▶ [DOCUMENT PASSAGE]:
━━━━

God's glory

Topics: Bible, New Testament, Old Testament Pages: 2 (716 words) Published: June 6, 2014
Crossway had me fill out an Author Questionnaire on God’s Glory in Salvation through Judgment: A Biblical Theology, and one of the things they asked me do was summarize the book in 500 words. I thought back to this today as I wrote up a 500 word summary of another book for another Author Questionnaire for Crossway.

God’s Glory in Salvation through Judgmentweighed in around 280,000 words. This next one is a short synthesis of the Bible’s big story, the symbolism used to summarize and interpret that story, and the patterns that emerge across it. It’s provisionally entitled What Is Biblical Theology?, and it weighs less that 25,000 words.

So here’s my attempt to summarize God’s Glory in Salvation through Judgment, a 280,000 word book that came to about 600 pages, in about 500 words:

Exodus 34:6–7 is determinative for the thesis of this book. When Moses asked to see God’s glory, God proclaimed his name and declared himself to be merciful and just. This experience of the glory of God profoundly shaped the first biblical author on record, establishing God’s glory in justice and mercy as the center of his theology, with justice highlighting mercy. Subsequent biblical authors learned and embraced this from Moses.

━━━━

▶ [REQUIREMENTS]:
1. Name each thing the God's glory passage says the shorter book is a synthesis of.
2. Answer from the God's glory passage, one line per question:
(a) Which publisher had the author fill out an Author Questionnaire?
(b) About how many pages did the 280,000-word book come to?
(c) Which Bible passage is determinative for the book's thesis?
3. Write out the God's glory passage between "Exodus 34:6–7 is determinative" and "this from Moses.", inclusive.

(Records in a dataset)
━━━━

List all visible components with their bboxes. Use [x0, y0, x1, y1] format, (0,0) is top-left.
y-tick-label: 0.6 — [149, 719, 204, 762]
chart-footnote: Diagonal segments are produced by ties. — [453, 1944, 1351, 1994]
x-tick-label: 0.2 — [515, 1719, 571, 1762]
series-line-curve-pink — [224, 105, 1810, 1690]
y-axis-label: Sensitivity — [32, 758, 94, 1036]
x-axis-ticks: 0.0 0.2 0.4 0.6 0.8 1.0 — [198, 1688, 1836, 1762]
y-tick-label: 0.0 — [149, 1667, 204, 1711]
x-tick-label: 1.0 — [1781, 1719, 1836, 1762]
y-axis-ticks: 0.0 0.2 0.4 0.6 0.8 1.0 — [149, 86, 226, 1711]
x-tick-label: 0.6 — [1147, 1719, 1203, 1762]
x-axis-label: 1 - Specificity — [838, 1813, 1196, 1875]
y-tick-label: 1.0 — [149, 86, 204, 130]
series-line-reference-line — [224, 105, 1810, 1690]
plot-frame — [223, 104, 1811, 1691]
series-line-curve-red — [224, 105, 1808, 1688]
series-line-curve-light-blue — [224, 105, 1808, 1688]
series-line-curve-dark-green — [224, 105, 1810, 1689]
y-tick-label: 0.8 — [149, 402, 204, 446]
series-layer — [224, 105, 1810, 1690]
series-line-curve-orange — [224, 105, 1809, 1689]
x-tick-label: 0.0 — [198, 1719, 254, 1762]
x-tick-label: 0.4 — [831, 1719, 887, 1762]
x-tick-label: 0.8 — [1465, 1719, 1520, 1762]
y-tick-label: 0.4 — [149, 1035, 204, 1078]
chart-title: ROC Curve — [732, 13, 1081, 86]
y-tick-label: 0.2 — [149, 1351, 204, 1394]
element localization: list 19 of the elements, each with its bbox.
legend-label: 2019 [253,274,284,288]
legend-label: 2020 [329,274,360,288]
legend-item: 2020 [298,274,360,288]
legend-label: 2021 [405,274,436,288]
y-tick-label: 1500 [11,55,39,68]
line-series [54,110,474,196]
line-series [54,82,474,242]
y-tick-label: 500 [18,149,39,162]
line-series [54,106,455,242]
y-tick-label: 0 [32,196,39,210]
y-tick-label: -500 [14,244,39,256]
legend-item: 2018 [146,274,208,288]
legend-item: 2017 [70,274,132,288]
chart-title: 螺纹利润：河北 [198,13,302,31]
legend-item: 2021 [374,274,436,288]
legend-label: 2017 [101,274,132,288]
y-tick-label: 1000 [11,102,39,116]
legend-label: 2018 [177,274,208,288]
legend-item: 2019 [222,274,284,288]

━━━━

▶ [WRITTEN RESPONSES]:
1.
- The Bible's big story
- The symbolism used to summarize and interpret that story
- The patterns that emerge across it

2.
(a) Crossway
(b) About 600 pages
(c) Exodus 34:6–7

3.
Exodus 34:6–7 is determinative for the thesis of this book. When Moses asked to see God’s glory, God proclaimed his name and declared himself to be merciful and just. This experience of the glory of God profoundly shaped the first biblical author on record, establishing God’s glory in justice and mercy as the center of his theology, with justice highlighting mercy. Subsequent biblical authors learned and embraced this from Moses.